▸ **SET TASK**:
Write out the material again word for word, dropping any images it holds.

Stored items
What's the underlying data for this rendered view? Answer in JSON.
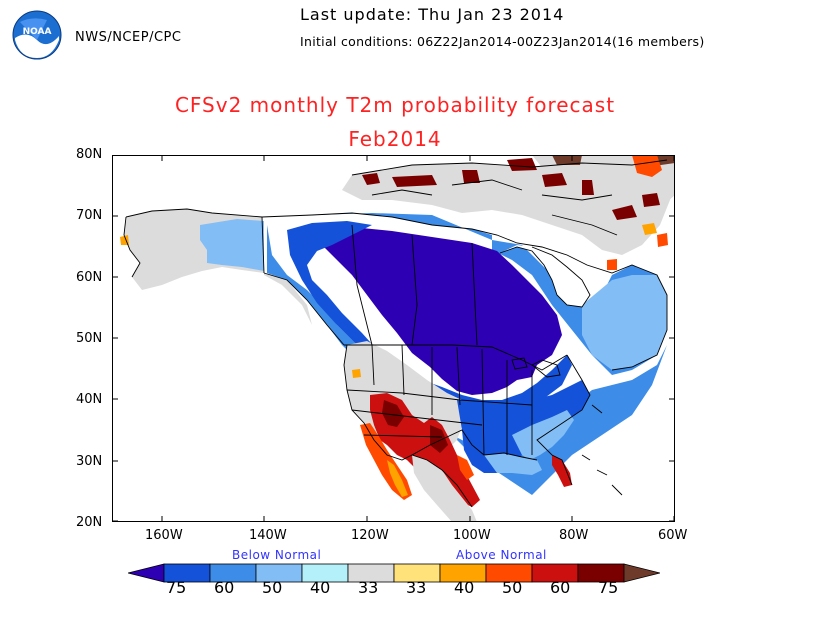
{
  "header": {
    "logo_text": "NOAA",
    "agency": "NWS/NCEP/CPC",
    "last_update": "Last update: Thu Jan 23 2014",
    "initial_conditions": "Initial conditions: 06Z22Jan2014-00Z23Jan2014(16 members)"
  },
  "title": "CFSv2 monthly T2m probability forecast",
  "subtitle": "Feb2014",
  "map": {
    "lat_labels": [
      "80N",
      "70N",
      "60N",
      "50N",
      "40N",
      "30N",
      "20N"
    ],
    "lon_labels": [
      "160W",
      "140W",
      "120W",
      "100W",
      "80W",
      "60W"
    ],
    "colors": {
      "below_75": "#2e00b3",
      "below_60": "#1452d9",
      "below_50": "#3c8ce8",
      "below_40": "#82bdf5",
      "below_33": "#b4f0fa",
      "normal": "#dcdcdc",
      "above_33": "#ffe27a",
      "above_40": "#ffa300",
      "above_50": "#ff4a00",
      "above_60": "#cc1010",
      "above_75": "#7a0000",
      "above_extreme": "#6e3a2a"
    }
  },
  "legend": {
    "below_label": "Below Normal",
    "above_label": "Above Normal",
    "values": [
      "75",
      "60",
      "50",
      "40",
      "33",
      "33",
      "40",
      "50",
      "60",
      "75"
    ],
    "colors": [
      "#1452d9",
      "#3c8ce8",
      "#82bdf5",
      "#b4f0fa",
      "#dcdcdc",
      "#ffe27a",
      "#ffa300",
      "#ff4a00",
      "#cc1010",
      "#7a0000"
    ],
    "end_left_color": "#2e00b3",
    "end_right_color": "#6e3a2a"
  }
}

▸ **WRITTEN ANSWER**:
What's the underlying data for this rendered view? Answer in JSON.
{
  "header": {
    "logo_text": "NOAA",
    "agency": "NWS/NCEP/CPC",
    "last_update": "Last update: Thu Jan 23 2014",
    "initial_conditions": "Initial conditions: 06Z22Jan2014-00Z23Jan2014(16 members)"
  },
  "title": "CFSv2 monthly T2m probability forecast",
  "subtitle": "Feb2014",
  "map": {
    "lat_labels": [
      "80N",
      "70N",
      "60N",
      "50N",
      "40N",
      "30N",
      "20N"
    ],
    "lon_labels": [
      "160W",
      "140W",
      "120W",
      "100W",
      "80W",
      "60W"
    ],
    "colors": {
      "below_75": "#2e00b3",
      "below_60": "#1452d9",
      "below_50": "#3c8ce8",
      "below_40": "#82bdf5",
      "below_33": "#b4f0fa",
      "normal": "#dcdcdc",
      "above_33": "#ffe27a",
      "above_40": "#ffa300",
      "above_50": "#ff4a00",
      "above_60": "#cc1010",
      "above_75": "#7a0000",
      "above_extreme": "#6e3a2a"
    }
  },
  "legend": {
    "below_label": "Below Normal",
    "above_label": "Above Normal",
    "values": [
      "75",
      "60",
      "50",
      "40",
      "33",
      "33",
      "40",
      "50",
      "60",
      "75"
    ],
    "colors": [
      "#1452d9",
      "#3c8ce8",
      "#82bdf5",
      "#b4f0fa",
      "#dcdcdc",
      "#ffe27a",
      "#ffa300",
      "#ff4a00",
      "#cc1010",
      "#7a0000"
    ],
    "end_left_color": "#2e00b3",
    "end_right_color": "#6e3a2a"
  }
}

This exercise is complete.